#### Problem to work on:
Wherever the string "stratification" appears in a line, extract that line.

#### Listing:
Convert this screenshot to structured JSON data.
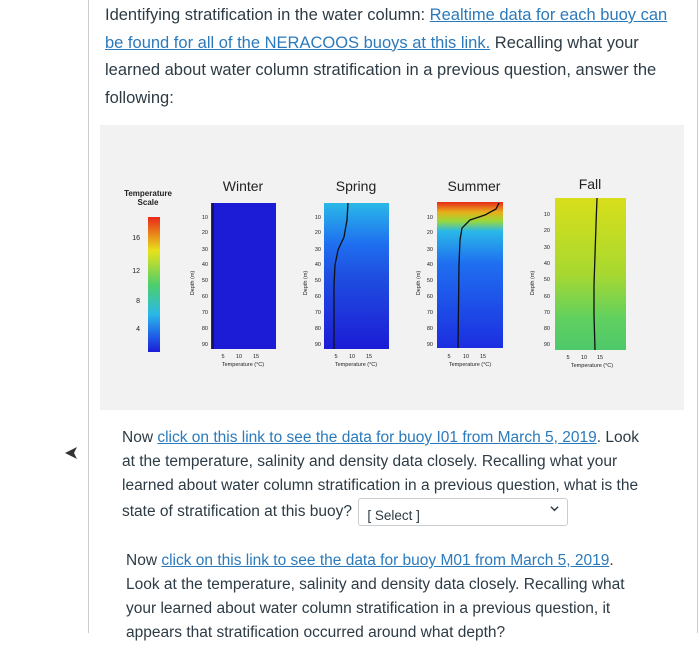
{
  "heading": {
    "prefix": "Identifying stratification in the water column:",
    "link": "Realtime data for each buoy can be found for all of the NERACOOS buoys at this link.",
    "suffix": "Recalling what your learned about water column stratification in a previous question, answer the following:"
  },
  "figure": {
    "scale_title_1": "Temperature",
    "scale_title_2": "Scale",
    "scale_ticks": [
      "16",
      "12",
      "8",
      "4"
    ],
    "y_axis_label": "Depth (m)",
    "x_axis_label": "Temperature (°C)",
    "depth_ticks": [
      "10",
      "20",
      "30",
      "40",
      "50",
      "60",
      "70",
      "80",
      "90"
    ],
    "temp_ticks": [
      "5",
      "10",
      "15"
    ],
    "panels": [
      {
        "name": "Winter"
      },
      {
        "name": "Spring"
      },
      {
        "name": "Summer"
      },
      {
        "name": "Fall"
      }
    ],
    "colors": {
      "deep_blue": "#1c1cd6",
      "blue": "#1f5fe8",
      "cyan": "#2ab8e8",
      "green": "#4ecf6a",
      "yellow": "#e8e21a",
      "red": "#e8281a"
    }
  },
  "question1": {
    "prefix": "Now",
    "link": "click on this link to see the data for buoy I01 from March 5, 2019",
    "suffix": ". Look at the temperature, salinity and density data closely.  Recalling what your learned about water column stratification in a previous question, what is the state of stratification at this buoy?",
    "select_label": "[ Select ]"
  },
  "question2": {
    "prefix": "Now",
    "link": "click on this link to see the data for buoy M01 from March 5, 2019",
    "suffix": ". Look at the temperature, salinity and density data closely.  Recalling what your learned about water column stratification in a previous question, it appears that stratification occurred around what depth?"
  }
}
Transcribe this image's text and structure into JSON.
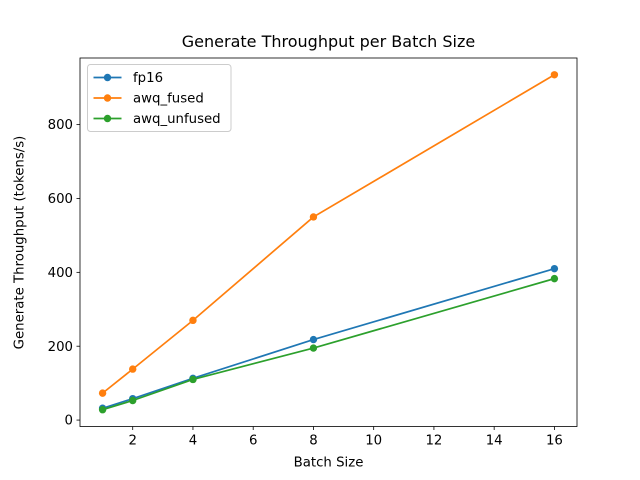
{
  "figure": {
    "background": "#ffffff"
  },
  "chart_data": {
    "type": "line",
    "title": "Generate Throughput per Batch Size",
    "xlabel": "Batch Size",
    "ylabel": "Generate Throughput (tokens/s)",
    "x": [
      1,
      2,
      4,
      8,
      16
    ],
    "series": [
      {
        "name": "fp16",
        "color": "#1f77b4",
        "values": [
          32,
          58,
          113,
          218,
          410
        ]
      },
      {
        "name": "awq_fused",
        "color": "#ff7f0e",
        "values": [
          73,
          138,
          270,
          550,
          935
        ]
      },
      {
        "name": "awq_unfused",
        "color": "#2ca02c",
        "values": [
          28,
          53,
          110,
          195,
          383
        ]
      }
    ],
    "xticks": [
      2,
      4,
      6,
      8,
      10,
      12,
      14,
      16
    ],
    "yticks": [
      0,
      200,
      400,
      600,
      800
    ],
    "xlim": [
      0.25,
      16.75
    ],
    "ylim": [
      -17.4,
      980.4
    ],
    "grid": false,
    "marker": "circle",
    "line_width": 1.7,
    "marker_radius": 3.7,
    "axis_color": "#000000",
    "legend": {
      "position": "upper-left",
      "background": "#ffffff",
      "border_color": "#cccccc"
    }
  }
}
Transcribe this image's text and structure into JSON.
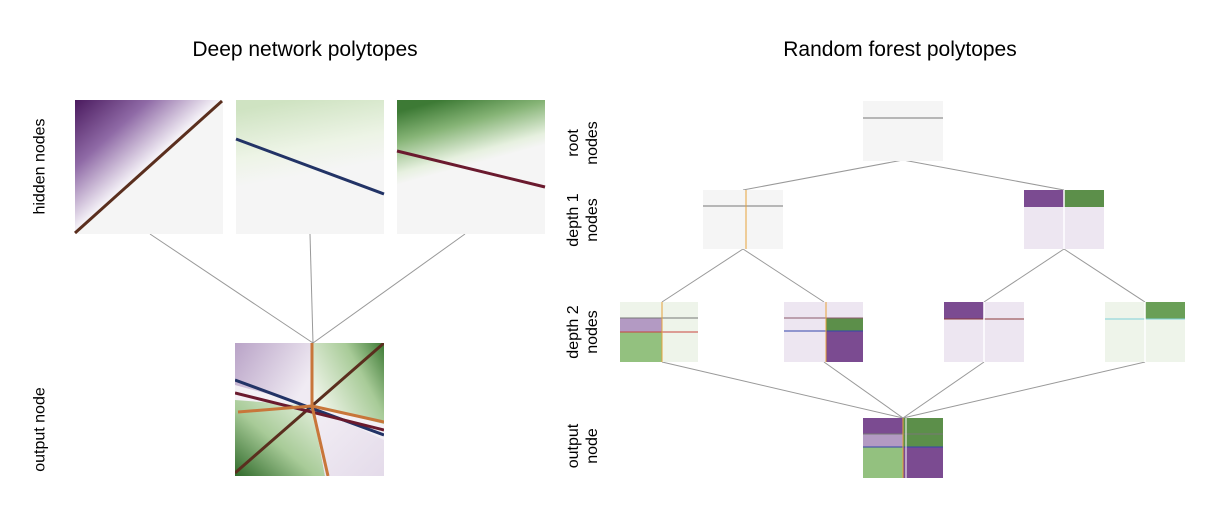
{
  "left_panel": {
    "title": "Deep network polytopes",
    "row_labels": {
      "hidden": "hidden nodes",
      "output": "output node"
    }
  },
  "right_panel": {
    "title": "Random forest polytopes",
    "row_labels": {
      "root": [
        "root",
        "nodes"
      ],
      "depth1": [
        "depth 1",
        "nodes"
      ],
      "depth2": [
        "depth 2",
        "nodes"
      ],
      "output": [
        "output",
        "node"
      ]
    }
  },
  "colors": {
    "purple": "#5b2a6e",
    "purple_light": "#e9e0ee",
    "green": "#3f7a33",
    "green_light": "#e4efdc",
    "grey_bg": "#f5f5f5",
    "brown": "#5a2e1e",
    "navy": "#223366",
    "maroon": "#6a1a2e",
    "orange": "#c8763a",
    "edge": "#888888"
  }
}
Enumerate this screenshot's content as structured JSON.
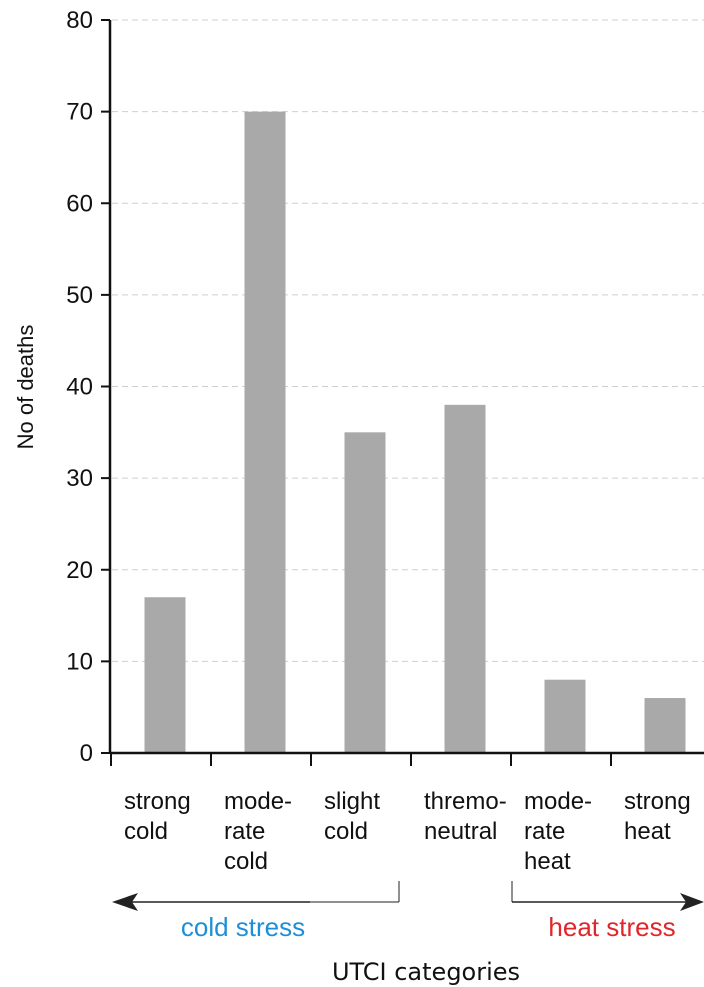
{
  "chart_data": {
    "type": "bar",
    "categories": [
      [
        "strong",
        "cold"
      ],
      [
        "mode-",
        "rate",
        "cold"
      ],
      [
        "slight",
        "cold"
      ],
      [
        "thremo-",
        "neutral"
      ],
      [
        "mode-",
        "rate",
        "heat"
      ],
      [
        "strong",
        "heat"
      ]
    ],
    "values": [
      17,
      70,
      35,
      38,
      8,
      6
    ],
    "ylabel": "No of deaths",
    "xlabel": "UTCI categories",
    "ylim": [
      0,
      80
    ],
    "yticks": [
      0,
      10,
      20,
      30,
      40,
      50,
      60,
      70,
      80
    ],
    "grid": true,
    "bar_color": "#a9a9a9",
    "groups": [
      {
        "label": "cold stress",
        "color": "#1e8fd6"
      },
      {
        "label": "heat stress",
        "color": "#e0262b"
      }
    ]
  }
}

#### Complete response:
    "prefix": "Identifying stratification in the water column:",
    "suffix": "Recalling what your learned about water column stratification in a previous question, answer the following:"
    "suffix": ". Look at the temperature, salinity and density data closely.  Recalling what your learned about water column stratification in a previous question, what is the state of stratification at this buoy?",
    "suffix": ". Look at the temperature, salinity and density data closely.  Recalling what your learned about water column stratification in a previous question, it appears that stratification occurred around what depth?"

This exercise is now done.